What is being asked: Compute the number of lines that include the string "BLOUNT", then output that number and nothing else.
--------
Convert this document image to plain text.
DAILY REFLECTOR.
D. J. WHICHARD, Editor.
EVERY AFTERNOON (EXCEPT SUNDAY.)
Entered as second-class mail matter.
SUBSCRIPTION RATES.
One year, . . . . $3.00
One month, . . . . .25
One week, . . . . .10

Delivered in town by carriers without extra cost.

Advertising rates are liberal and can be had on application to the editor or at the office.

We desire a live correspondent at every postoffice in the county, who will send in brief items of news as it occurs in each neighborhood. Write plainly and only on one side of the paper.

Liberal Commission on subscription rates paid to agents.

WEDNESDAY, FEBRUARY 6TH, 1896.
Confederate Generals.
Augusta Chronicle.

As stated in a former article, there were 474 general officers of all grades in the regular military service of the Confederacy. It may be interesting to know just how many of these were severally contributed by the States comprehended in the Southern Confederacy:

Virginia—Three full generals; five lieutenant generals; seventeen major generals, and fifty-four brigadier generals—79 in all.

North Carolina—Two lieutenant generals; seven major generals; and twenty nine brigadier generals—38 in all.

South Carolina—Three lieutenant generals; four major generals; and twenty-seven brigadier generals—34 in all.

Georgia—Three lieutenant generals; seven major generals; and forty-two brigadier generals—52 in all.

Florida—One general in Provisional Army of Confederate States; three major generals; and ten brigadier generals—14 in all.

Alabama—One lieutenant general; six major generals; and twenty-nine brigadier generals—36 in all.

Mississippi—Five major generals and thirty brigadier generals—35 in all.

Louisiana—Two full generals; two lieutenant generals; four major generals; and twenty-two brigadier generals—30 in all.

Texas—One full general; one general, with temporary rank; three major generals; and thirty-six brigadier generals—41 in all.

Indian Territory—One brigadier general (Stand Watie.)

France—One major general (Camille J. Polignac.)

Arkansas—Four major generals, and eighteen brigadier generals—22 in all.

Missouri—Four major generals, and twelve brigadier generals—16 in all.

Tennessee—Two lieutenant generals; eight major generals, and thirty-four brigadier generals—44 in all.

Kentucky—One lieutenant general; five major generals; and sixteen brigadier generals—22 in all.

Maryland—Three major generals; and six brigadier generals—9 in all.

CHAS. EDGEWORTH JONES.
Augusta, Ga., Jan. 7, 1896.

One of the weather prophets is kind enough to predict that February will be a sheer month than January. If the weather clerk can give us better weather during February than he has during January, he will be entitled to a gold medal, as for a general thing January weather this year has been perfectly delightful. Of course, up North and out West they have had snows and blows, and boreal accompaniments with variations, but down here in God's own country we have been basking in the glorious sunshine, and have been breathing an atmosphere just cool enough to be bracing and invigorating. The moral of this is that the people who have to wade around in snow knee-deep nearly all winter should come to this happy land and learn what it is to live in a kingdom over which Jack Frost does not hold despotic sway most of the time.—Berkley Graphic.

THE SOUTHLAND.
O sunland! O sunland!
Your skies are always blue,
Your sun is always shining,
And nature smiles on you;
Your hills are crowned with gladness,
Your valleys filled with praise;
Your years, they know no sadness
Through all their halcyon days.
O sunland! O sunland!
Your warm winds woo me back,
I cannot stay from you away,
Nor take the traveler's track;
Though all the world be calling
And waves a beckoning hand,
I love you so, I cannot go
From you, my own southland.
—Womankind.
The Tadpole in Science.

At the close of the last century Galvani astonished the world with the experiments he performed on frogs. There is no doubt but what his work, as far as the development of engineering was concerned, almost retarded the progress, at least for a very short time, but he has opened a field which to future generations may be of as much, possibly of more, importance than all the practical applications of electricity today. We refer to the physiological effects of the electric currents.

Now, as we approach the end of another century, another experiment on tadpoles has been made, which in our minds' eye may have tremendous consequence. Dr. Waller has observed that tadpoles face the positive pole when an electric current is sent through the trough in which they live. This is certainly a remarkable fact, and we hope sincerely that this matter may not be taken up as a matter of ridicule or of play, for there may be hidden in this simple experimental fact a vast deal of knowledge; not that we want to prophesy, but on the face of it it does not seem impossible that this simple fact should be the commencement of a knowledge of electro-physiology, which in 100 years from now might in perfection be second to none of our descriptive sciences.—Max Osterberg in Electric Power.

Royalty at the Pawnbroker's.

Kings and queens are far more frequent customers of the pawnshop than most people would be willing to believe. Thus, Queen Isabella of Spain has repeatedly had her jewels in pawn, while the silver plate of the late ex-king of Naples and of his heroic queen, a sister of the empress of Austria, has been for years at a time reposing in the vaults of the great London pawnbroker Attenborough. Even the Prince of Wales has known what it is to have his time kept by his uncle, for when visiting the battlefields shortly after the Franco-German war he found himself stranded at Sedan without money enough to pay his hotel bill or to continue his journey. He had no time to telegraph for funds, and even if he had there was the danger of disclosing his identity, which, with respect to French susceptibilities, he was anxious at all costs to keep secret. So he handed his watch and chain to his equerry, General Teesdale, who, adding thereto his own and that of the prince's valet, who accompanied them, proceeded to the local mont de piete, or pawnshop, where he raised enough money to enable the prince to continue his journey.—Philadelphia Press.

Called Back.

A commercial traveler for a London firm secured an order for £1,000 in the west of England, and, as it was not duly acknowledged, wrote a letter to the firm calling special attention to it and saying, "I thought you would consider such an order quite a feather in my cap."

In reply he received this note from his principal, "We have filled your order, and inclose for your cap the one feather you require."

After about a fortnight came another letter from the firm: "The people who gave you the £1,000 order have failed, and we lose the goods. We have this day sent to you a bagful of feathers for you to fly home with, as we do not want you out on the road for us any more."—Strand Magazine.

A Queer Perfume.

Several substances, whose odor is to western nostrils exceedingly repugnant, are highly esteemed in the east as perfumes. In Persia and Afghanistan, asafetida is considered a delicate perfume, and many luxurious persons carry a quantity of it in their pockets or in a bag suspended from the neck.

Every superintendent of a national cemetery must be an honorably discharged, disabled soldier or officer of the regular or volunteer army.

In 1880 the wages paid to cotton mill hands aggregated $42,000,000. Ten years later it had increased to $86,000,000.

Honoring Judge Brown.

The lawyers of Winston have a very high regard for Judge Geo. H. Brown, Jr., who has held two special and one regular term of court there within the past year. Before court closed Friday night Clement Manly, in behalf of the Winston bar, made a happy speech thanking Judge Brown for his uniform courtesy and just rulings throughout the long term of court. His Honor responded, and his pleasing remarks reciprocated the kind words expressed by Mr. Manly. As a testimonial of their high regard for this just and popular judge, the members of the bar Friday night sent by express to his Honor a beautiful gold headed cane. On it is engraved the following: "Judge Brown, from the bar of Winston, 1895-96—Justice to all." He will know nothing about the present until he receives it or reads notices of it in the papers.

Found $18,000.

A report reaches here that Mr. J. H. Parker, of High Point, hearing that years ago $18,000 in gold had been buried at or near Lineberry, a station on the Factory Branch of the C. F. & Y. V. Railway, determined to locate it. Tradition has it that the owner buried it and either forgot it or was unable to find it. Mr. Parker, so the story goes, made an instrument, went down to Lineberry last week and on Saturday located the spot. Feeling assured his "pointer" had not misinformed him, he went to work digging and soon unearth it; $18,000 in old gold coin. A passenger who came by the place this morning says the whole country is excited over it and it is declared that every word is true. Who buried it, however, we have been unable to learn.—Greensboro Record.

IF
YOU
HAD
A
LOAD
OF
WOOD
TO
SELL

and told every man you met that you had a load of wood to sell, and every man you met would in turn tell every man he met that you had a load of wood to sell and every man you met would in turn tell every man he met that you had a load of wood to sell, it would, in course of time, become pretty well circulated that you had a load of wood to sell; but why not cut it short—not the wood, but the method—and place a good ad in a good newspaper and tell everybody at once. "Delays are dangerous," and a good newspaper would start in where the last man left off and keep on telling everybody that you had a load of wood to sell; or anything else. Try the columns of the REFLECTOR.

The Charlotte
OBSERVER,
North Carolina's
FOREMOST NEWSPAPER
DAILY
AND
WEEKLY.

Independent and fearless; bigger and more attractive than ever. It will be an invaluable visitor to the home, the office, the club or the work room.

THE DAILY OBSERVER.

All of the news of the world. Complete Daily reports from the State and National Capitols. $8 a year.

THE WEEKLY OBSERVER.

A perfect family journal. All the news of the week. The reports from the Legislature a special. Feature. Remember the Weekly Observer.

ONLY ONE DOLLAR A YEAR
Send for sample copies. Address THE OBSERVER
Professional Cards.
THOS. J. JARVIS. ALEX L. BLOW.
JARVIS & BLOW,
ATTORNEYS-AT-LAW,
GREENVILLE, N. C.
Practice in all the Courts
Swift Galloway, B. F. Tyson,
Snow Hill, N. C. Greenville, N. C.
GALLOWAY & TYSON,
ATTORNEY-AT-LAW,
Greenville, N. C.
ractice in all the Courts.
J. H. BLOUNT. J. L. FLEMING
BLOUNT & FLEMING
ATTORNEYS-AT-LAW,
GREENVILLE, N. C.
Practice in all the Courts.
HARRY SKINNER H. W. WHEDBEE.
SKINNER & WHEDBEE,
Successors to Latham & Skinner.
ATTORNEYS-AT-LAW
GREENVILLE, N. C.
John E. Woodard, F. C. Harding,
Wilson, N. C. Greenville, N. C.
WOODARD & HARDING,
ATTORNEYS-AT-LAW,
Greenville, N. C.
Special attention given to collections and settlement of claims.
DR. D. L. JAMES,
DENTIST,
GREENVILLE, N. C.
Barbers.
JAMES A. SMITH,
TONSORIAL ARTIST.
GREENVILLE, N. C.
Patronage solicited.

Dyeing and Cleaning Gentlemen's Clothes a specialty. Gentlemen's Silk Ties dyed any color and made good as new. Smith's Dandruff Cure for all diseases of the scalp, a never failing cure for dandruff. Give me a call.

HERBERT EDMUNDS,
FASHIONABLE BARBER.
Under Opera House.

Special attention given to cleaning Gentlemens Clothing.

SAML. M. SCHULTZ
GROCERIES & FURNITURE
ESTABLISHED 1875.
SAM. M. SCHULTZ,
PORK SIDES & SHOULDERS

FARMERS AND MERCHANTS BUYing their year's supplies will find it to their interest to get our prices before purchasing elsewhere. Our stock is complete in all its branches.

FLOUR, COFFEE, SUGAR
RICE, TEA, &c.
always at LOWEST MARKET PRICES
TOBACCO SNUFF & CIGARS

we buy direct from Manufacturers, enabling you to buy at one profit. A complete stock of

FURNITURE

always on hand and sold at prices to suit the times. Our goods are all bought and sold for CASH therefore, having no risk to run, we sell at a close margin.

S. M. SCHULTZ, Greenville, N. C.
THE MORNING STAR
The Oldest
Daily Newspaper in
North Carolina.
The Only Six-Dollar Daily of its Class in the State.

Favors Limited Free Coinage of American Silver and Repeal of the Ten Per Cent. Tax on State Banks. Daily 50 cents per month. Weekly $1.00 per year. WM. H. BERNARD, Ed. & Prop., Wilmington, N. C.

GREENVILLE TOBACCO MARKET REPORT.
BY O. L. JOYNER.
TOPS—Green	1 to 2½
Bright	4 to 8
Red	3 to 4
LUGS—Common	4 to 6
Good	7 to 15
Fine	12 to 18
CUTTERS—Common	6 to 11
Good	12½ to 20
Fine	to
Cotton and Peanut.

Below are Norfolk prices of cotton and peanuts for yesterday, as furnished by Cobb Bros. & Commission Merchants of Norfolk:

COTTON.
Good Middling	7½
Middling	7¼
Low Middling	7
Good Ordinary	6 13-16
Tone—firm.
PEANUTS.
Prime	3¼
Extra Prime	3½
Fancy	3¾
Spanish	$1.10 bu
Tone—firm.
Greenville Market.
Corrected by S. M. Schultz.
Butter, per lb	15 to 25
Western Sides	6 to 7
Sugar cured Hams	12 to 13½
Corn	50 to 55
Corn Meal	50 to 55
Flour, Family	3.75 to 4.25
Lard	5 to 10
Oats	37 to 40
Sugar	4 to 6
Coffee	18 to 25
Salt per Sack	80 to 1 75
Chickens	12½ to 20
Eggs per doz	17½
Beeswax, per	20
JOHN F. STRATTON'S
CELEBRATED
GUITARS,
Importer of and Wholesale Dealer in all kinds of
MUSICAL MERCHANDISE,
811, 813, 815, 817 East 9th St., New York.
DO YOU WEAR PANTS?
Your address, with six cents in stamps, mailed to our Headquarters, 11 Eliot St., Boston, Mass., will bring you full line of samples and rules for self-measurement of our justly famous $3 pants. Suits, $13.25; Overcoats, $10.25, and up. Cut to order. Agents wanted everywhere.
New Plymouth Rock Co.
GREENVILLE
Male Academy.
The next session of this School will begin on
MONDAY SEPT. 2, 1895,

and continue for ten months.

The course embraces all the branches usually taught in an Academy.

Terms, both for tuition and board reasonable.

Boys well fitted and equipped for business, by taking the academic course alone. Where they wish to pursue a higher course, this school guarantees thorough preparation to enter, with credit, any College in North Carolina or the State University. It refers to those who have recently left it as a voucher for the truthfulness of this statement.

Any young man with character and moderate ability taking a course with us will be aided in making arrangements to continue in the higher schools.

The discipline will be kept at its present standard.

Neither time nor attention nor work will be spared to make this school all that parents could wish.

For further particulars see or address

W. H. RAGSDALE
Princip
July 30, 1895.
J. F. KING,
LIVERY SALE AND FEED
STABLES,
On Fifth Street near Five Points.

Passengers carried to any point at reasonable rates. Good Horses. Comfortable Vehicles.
--------
Written solution: 2